───── DATA FOR THIS TASK ─────

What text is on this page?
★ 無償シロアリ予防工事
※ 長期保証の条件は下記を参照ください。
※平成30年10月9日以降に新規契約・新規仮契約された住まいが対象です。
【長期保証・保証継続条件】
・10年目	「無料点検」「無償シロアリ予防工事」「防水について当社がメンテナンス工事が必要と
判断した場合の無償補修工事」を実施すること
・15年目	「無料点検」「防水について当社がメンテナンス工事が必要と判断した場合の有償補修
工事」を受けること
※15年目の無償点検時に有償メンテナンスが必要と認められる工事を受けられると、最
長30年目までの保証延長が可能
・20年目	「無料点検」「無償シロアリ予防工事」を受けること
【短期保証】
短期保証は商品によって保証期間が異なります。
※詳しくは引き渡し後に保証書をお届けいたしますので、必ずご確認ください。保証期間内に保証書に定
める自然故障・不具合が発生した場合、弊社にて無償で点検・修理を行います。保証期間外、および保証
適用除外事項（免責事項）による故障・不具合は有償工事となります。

─────
───── DATA FOR THIS TASK ─────

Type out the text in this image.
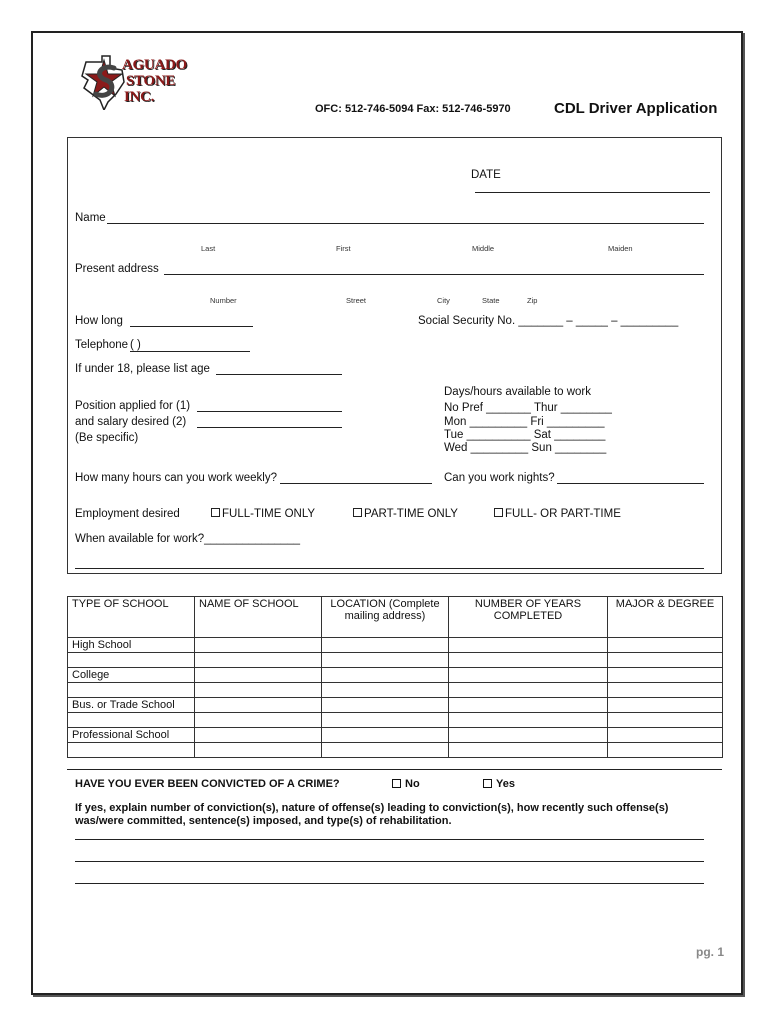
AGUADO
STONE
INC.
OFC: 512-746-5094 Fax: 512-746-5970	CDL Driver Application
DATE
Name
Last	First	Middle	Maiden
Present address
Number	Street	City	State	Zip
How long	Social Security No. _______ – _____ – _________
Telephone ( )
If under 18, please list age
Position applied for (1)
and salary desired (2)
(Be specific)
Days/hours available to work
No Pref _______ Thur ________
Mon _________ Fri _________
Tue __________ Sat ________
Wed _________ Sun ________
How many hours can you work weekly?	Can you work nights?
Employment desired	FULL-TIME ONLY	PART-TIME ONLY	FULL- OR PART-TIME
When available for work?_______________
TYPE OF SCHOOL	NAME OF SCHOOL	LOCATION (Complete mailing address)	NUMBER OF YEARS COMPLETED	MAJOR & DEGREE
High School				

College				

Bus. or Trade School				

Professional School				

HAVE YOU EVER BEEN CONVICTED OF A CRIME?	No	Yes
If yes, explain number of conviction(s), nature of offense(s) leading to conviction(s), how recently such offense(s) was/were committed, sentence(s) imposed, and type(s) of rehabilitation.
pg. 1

─────
───── DATA FOR THIS TASK ─────

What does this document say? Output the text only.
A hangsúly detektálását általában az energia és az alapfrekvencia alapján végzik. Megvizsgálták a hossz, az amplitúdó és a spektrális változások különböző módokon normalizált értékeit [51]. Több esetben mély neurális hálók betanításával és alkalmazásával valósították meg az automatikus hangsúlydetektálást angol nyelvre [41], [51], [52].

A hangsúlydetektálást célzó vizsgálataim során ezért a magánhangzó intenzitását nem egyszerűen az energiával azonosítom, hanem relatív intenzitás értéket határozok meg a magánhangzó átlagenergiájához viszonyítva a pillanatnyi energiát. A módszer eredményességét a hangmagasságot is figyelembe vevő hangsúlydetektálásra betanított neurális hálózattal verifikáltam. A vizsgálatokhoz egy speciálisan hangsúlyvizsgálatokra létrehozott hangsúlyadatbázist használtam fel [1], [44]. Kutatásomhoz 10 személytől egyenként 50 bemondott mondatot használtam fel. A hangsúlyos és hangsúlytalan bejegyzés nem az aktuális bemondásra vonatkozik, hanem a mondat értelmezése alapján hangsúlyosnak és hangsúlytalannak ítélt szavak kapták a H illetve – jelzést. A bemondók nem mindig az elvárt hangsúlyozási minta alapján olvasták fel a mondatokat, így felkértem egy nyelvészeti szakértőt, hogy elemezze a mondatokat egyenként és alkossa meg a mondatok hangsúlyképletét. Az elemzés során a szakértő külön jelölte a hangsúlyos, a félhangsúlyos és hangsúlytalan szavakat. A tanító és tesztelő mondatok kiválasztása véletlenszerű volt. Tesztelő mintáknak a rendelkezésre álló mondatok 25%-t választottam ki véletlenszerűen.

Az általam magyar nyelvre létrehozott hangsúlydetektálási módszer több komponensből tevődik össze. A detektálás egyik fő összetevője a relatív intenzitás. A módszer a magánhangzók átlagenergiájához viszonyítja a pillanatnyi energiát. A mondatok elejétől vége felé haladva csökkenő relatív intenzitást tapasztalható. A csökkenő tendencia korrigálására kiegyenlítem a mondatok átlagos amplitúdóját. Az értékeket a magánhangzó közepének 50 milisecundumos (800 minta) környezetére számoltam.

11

─────

Consider the entries above and return each line with the string "無償シロアリ予防工事".

THE ANSWER:
★ 無償シロアリ予防工事
・10年目	「無料点検」「無償シロアリ予防工事」「防水について当社がメンテナンス工事が必要と
・20年目	「無料点検」「無償シロアリ予防工事」を受けること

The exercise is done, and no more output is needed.